EXERCISE GOAL = Can you reproduce the listing below with every "section-gap" renamed to "spacer", keeping everything else unchanged and leaving out the pictures?

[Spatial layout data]
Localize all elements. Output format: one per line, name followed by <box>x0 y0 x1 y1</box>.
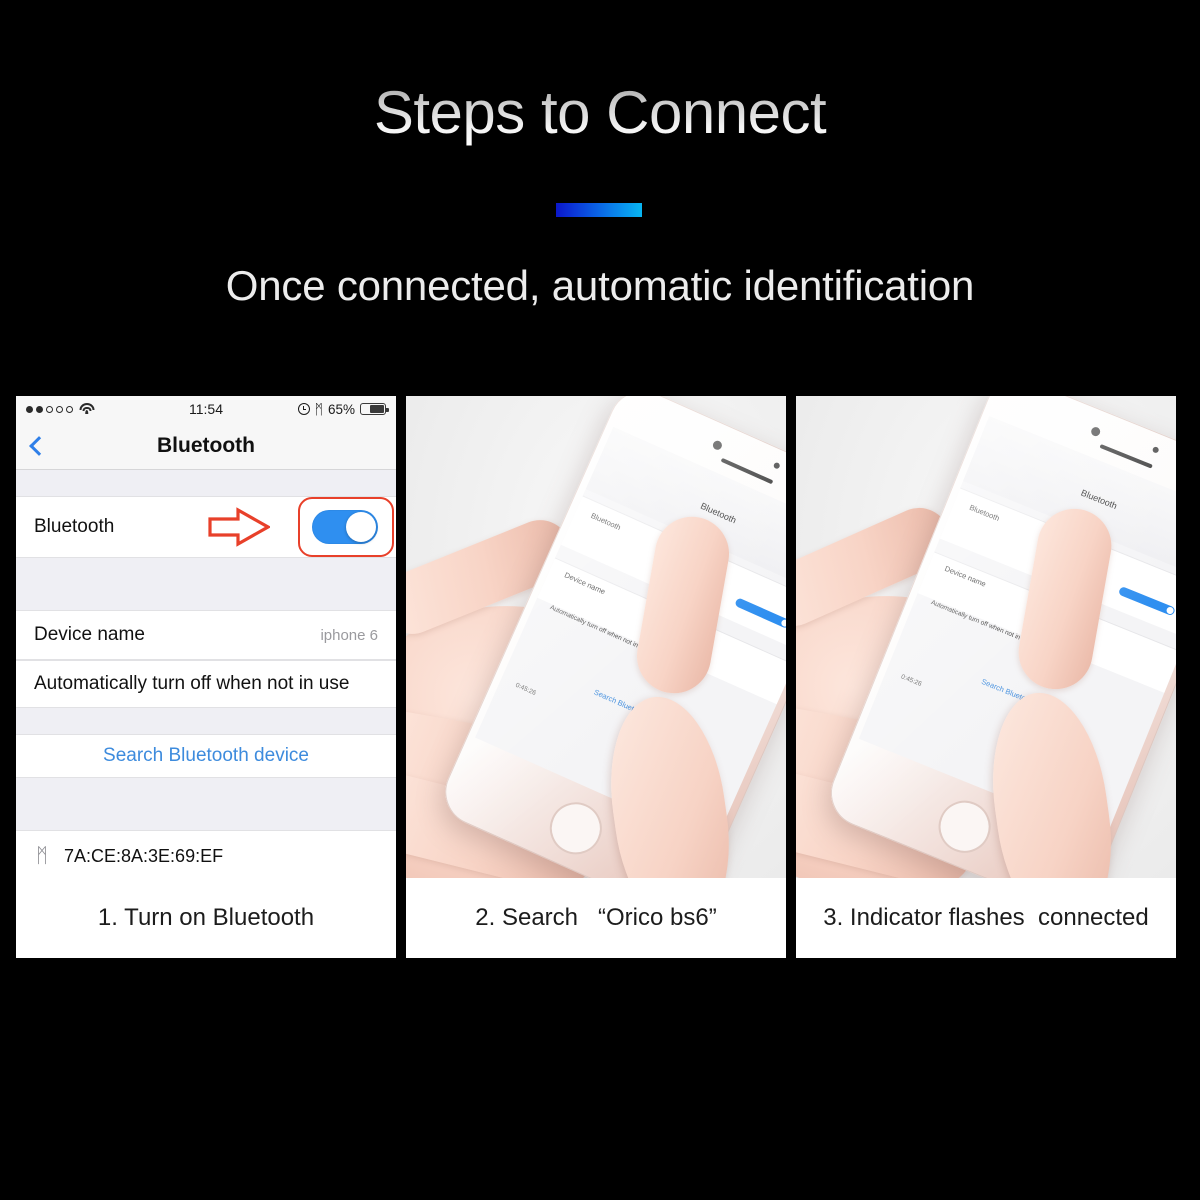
bluetooth-icon: ᛗ <box>314 401 323 417</box>
accent-divider <box>556 203 642 217</box>
step-3-caption: 3. Indicator flashes connected <box>796 878 1176 958</box>
bluetooth-toggle[interactable] <box>312 510 378 544</box>
step-3-photo: Bluetooth Bluetooth Device name Automati… <box>796 396 1176 878</box>
step-1-caption: 1. Turn on Bluetooth <box>16 878 396 958</box>
chevron-left-icon[interactable] <box>29 435 49 456</box>
device-name-value: iphone 6 <box>320 626 378 644</box>
status-bar-right: ᛗ 65% <box>297 401 389 417</box>
nav-title: Bluetooth <box>157 433 255 457</box>
found-device-row[interactable]: ᛗ 7A:CE:8A:3E:69:EF <box>16 830 396 878</box>
bluetooth-toggle-wrapper[interactable] <box>208 497 394 557</box>
step-panel-2: Bluetooth Bluetooth Device name Automati… <box>406 396 786 958</box>
alarm-clock-icon <box>297 403 310 415</box>
page-title: Steps to Connect <box>0 78 1200 147</box>
battery-percent-label: 65% <box>327 401 355 417</box>
step-2-photo: Bluetooth Bluetooth Device name Automati… <box>406 396 786 878</box>
section-gap-2 <box>16 558 396 610</box>
ios-bluetooth-settings: 11:54 ᛗ 65% Bluetooth Bluetooth Device n… <box>16 396 396 878</box>
bluetooth-icon: ᛗ <box>36 844 48 867</box>
hand-holding-phone-photo: Bluetooth Bluetooth Device name Automati… <box>406 396 786 878</box>
bluetooth-toggle-row[interactable]: Bluetooth <box>16 496 396 558</box>
found-device-mac: 7A:CE:8A:3E:69:EF <box>64 845 224 866</box>
right-arrow-annotation <box>208 507 270 547</box>
toggle-knob <box>346 512 376 542</box>
auto-off-label: Automatically turn off when not in use <box>34 673 350 694</box>
step-panel-3: Bluetooth Bluetooth Device name Automati… <box>796 396 1176 958</box>
search-bluetooth-device-button[interactable]: Search Bluetooth device <box>16 734 396 778</box>
page-header: Steps to Connect Once connected, automat… <box>0 0 1200 380</box>
steps-panel-group: 11:54 ᛗ 65% Bluetooth Bluetooth Device n… <box>16 396 1176 958</box>
step-2-caption: 2. Search “Orico bs6” <box>406 878 786 958</box>
hand-holding-phone-connected-photo: Bluetooth Bluetooth Device name Automati… <box>796 396 1176 878</box>
bluetooth-row-label: Bluetooth <box>34 516 115 537</box>
step-panel-1: 11:54 ᛗ 65% Bluetooth Bluetooth Device n… <box>16 396 396 958</box>
page-subtitle: Once connected, automatic identification <box>225 262 975 309</box>
device-name-label: Device name <box>34 624 145 645</box>
section-gap-1 <box>16 470 396 496</box>
auto-off-row[interactable]: Automatically turn off when not in use <box>16 660 396 708</box>
section-gap-3 <box>16 708 396 734</box>
nav-bar: Bluetooth <box>16 422 396 470</box>
status-bar: 11:54 ᛗ 65% <box>16 396 396 422</box>
device-name-row[interactable]: Device name iphone 6 <box>16 610 396 660</box>
section-gap-4 <box>16 778 396 830</box>
step-1-screenshot: 11:54 ᛗ 65% Bluetooth Bluetooth Device n… <box>16 396 396 878</box>
search-bluetooth-device-label: Search Bluetooth device <box>103 745 309 766</box>
battery-icon <box>360 403 389 415</box>
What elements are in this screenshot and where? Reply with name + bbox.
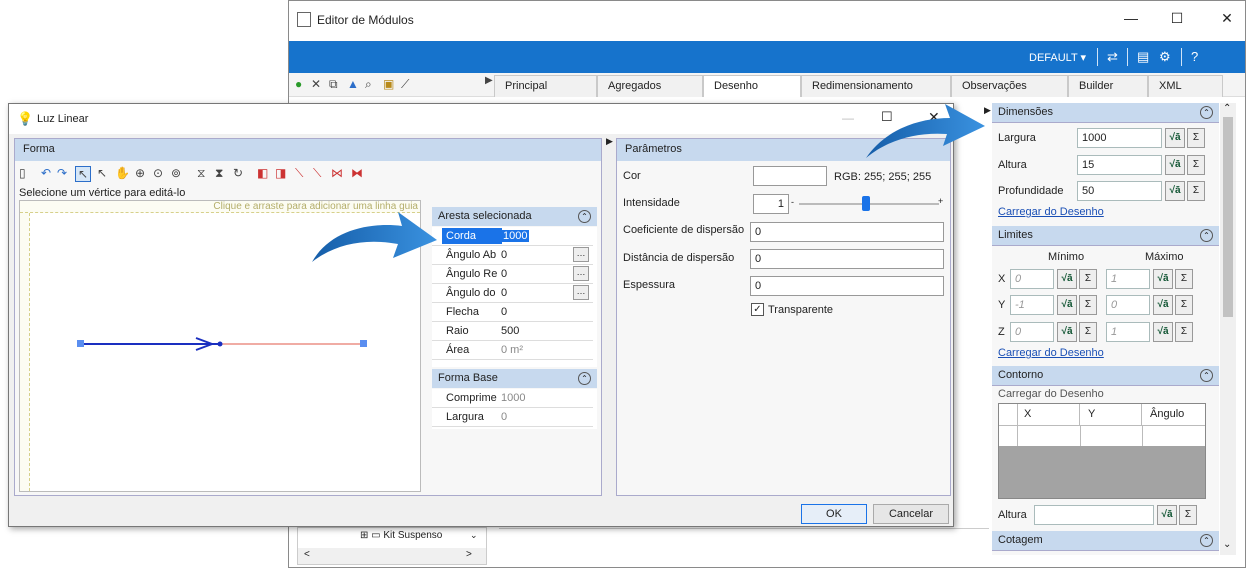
callout-arrows xyxy=(312,104,985,262)
arrow-to-dimensions xyxy=(866,104,985,158)
arrow-to-corda xyxy=(312,212,437,262)
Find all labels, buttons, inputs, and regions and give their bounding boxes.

EXERCISE OUTPUT =
Localize all elements. Output format: one per line, name followed by <box>x0 y0 x1 y1</box>.
bluetooth-icon: ᛗ <box>314 401 323 417</box>
accent-divider <box>556 203 642 217</box>
step-3-caption: 3. Indicator flashes connected <box>796 878 1176 958</box>
bluetooth-toggle[interactable] <box>312 510 378 544</box>
step-3-photo: Bluetooth Bluetooth Device name Automati… <box>796 396 1176 878</box>
step-1-caption: 1. Turn on Bluetooth <box>16 878 396 958</box>
chevron-left-icon[interactable] <box>29 435 49 456</box>
device-name-value: iphone 6 <box>320 626 378 644</box>
status-bar-right: ᛗ 65% <box>297 401 389 417</box>
nav-title: Bluetooth <box>157 433 255 457</box>
found-device-row[interactable]: ᛗ 7A:CE:8A:3E:69:EF <box>16 830 396 878</box>
bluetooth-toggle-wrapper[interactable] <box>208 497 394 557</box>
step-panel-2: Bluetooth Bluetooth Device name Automati… <box>406 396 786 958</box>
alarm-clock-icon <box>297 403 310 415</box>
page-title: Steps to Connect <box>0 78 1200 147</box>
battery-percent-label: 65% <box>327 401 355 417</box>
step-2-photo: Bluetooth Bluetooth Device name Automati… <box>406 396 786 878</box>
spacer-2 <box>16 558 396 610</box>
ios-bluetooth-settings: 11:54 ᛗ 65% Bluetooth Bluetooth Device n… <box>16 396 396 878</box>
bluetooth-icon: ᛗ <box>36 844 48 867</box>
hand-holding-phone-photo: Bluetooth Bluetooth Device name Automati… <box>406 396 786 878</box>
bluetooth-toggle-row[interactable]: Bluetooth <box>16 496 396 558</box>
found-device-mac: 7A:CE:8A:3E:69:EF <box>64 845 224 866</box>
right-arrow-annotation <box>208 507 270 547</box>
toggle-knob <box>346 512 376 542</box>
auto-off-label: Automatically turn off when not in use <box>34 673 350 694</box>
step-panel-3: Bluetooth Bluetooth Device name Automati… <box>796 396 1176 958</box>
search-bluetooth-device-button[interactable]: Search Bluetooth device <box>16 734 396 778</box>
page-header: Steps to Connect Once connected, automat… <box>0 0 1200 380</box>
steps-panel-group: 11:54 ᛗ 65% Bluetooth Bluetooth Device n… <box>16 396 1176 958</box>
step-2-caption: 2. Search “Orico bs6” <box>406 878 786 958</box>
hand-holding-phone-connected-photo: Bluetooth Bluetooth Device name Automati… <box>796 396 1176 878</box>
bluetooth-row-label: Bluetooth <box>34 516 115 537</box>
step-panel-1: 11:54 ᛗ 65% Bluetooth Bluetooth Device n… <box>16 396 396 958</box>
page-subtitle: Once connected, automatic identification <box>225 262 975 309</box>
device-name-label: Device name <box>34 624 145 645</box>
spacer-1 <box>16 470 396 496</box>
auto-off-row[interactable]: Automatically turn off when not in use <box>16 660 396 708</box>
spacer-3 <box>16 708 396 734</box>
nav-bar: Bluetooth <box>16 422 396 470</box>
status-bar: 11:54 ᛗ 65% <box>16 396 396 422</box>
device-name-row[interactable]: Device name iphone 6 <box>16 610 396 660</box>
spacer-4 <box>16 778 396 830</box>
step-1-screenshot: 11:54 ᛗ 65% Bluetooth Bluetooth Device n… <box>16 396 396 878</box>
search-bluetooth-device-label: Search Bluetooth device <box>103 745 309 766</box>
battery-icon <box>360 403 389 415</box>
What elements are in this screenshot and where? Reply with name + bbox.
callout-arrows xyxy=(312,104,985,262)
arrow-to-dimensions xyxy=(866,104,985,158)
arrow-to-corda xyxy=(312,212,437,262)
Find all labels, buttons, inputs, and regions and give their bounding boxes.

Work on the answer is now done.